=== Instructions to follow ===
Search the data below for the string "this". Extract every line that contains it.

=== Entries shown ===
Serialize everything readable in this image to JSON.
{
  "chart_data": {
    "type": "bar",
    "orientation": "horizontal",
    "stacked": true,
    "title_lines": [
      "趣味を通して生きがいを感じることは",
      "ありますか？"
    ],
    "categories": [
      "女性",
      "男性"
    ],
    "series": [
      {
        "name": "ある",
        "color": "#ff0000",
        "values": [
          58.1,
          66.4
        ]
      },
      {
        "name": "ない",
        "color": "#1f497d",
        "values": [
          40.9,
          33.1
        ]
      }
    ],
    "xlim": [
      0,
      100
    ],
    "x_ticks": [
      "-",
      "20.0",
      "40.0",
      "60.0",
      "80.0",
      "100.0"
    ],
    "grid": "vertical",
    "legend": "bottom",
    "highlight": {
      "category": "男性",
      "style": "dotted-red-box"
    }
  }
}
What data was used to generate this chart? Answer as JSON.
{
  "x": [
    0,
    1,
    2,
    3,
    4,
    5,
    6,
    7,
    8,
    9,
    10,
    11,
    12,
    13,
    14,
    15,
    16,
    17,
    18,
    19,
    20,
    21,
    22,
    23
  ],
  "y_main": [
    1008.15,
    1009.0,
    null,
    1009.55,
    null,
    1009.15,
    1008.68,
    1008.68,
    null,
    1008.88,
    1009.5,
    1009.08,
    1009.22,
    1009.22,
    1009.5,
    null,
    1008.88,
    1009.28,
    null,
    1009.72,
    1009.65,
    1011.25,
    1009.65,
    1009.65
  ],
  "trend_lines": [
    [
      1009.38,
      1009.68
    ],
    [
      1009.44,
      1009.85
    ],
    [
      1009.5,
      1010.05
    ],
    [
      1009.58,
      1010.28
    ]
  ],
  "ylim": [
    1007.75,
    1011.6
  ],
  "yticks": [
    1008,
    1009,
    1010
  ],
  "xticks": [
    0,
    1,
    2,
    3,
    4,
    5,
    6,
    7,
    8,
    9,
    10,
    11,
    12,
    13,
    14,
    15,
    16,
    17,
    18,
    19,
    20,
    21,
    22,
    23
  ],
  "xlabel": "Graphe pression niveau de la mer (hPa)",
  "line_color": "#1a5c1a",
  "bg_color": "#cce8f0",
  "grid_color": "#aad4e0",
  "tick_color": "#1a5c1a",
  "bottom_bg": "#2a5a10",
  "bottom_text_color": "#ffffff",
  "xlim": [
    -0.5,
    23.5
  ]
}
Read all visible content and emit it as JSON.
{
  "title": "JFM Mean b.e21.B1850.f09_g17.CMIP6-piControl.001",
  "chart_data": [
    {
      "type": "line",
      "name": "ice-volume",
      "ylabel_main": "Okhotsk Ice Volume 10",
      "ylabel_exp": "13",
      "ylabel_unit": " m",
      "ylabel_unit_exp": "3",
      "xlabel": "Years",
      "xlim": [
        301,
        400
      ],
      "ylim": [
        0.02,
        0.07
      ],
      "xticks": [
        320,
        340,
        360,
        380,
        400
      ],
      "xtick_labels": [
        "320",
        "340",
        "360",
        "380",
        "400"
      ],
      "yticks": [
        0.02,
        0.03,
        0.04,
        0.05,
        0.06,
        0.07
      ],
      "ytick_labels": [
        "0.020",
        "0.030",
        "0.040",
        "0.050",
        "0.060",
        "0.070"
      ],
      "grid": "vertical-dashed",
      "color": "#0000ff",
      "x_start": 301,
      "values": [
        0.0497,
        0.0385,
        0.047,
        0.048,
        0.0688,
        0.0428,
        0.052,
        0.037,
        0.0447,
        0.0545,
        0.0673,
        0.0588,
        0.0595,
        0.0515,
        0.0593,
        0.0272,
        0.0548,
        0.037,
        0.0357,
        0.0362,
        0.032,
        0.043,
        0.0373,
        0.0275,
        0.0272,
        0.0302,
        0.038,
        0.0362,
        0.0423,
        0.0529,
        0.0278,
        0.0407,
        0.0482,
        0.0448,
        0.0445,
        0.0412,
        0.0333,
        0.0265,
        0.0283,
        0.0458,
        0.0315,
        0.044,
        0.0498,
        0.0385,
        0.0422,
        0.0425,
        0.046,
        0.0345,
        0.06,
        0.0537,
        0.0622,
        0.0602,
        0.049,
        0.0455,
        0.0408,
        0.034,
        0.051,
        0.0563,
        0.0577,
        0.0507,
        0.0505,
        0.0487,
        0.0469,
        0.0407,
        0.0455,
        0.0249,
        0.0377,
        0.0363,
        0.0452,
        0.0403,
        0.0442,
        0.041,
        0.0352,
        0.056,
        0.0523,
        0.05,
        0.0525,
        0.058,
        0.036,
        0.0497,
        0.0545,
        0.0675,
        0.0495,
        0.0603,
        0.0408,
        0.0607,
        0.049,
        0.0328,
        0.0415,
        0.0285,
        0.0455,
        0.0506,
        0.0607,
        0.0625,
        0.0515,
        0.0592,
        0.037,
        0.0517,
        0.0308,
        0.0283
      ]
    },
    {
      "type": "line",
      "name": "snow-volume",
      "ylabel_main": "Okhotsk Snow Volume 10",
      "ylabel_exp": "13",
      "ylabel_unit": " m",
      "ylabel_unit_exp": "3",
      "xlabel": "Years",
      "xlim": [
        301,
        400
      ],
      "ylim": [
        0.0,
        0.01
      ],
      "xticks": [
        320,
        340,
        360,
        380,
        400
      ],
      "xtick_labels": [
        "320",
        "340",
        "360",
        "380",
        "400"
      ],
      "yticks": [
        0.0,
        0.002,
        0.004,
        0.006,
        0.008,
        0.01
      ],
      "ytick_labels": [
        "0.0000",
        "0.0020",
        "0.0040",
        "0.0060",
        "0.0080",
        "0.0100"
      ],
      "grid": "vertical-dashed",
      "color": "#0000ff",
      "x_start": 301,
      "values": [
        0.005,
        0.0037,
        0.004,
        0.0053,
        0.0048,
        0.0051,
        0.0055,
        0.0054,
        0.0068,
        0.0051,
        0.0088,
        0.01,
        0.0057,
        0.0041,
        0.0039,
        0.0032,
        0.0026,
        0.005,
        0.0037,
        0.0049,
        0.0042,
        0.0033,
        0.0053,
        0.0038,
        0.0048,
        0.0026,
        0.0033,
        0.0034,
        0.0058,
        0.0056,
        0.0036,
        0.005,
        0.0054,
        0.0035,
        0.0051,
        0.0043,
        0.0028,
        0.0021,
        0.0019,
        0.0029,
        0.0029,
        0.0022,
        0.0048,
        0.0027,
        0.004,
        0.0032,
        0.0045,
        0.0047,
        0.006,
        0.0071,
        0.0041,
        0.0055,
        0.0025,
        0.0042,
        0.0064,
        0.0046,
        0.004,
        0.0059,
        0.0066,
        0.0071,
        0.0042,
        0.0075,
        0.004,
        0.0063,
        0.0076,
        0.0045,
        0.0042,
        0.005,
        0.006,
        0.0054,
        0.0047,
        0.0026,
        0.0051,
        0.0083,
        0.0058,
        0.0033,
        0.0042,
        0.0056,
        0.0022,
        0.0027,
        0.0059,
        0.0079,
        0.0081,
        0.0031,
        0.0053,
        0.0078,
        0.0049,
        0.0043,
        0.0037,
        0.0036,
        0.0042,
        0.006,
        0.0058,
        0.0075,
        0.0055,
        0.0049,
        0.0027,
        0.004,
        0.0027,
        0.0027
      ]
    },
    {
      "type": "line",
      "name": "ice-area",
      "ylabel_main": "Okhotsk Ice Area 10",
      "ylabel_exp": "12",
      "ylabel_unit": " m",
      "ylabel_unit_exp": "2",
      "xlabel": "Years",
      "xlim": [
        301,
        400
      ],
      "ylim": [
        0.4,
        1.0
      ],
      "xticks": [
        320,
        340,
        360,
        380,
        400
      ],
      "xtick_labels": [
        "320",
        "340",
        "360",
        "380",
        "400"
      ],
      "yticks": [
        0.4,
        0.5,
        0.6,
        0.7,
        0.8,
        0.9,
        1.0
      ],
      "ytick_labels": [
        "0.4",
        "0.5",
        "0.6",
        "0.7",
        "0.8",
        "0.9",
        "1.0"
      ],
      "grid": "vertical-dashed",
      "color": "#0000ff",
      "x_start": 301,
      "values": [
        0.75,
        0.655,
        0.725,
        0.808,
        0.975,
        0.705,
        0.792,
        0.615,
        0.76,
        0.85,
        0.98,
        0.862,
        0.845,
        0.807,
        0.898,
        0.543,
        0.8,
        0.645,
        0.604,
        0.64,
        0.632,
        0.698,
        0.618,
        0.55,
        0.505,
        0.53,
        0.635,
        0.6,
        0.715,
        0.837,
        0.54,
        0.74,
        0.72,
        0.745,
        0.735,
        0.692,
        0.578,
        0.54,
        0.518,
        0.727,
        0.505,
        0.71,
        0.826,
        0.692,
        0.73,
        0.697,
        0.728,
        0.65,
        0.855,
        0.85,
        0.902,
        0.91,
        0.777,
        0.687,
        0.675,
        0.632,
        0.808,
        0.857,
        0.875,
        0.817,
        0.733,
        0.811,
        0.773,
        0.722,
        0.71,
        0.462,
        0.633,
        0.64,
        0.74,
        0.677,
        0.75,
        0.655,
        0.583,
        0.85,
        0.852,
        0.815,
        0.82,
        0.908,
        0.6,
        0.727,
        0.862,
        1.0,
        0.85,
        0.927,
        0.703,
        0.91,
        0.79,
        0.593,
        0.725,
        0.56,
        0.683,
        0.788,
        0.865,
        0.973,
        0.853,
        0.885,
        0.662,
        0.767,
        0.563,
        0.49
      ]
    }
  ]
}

=== Completed exercise ===
Serialize everything readable in this image to JSON.
What data was used to generate this chart? Answer as JSON.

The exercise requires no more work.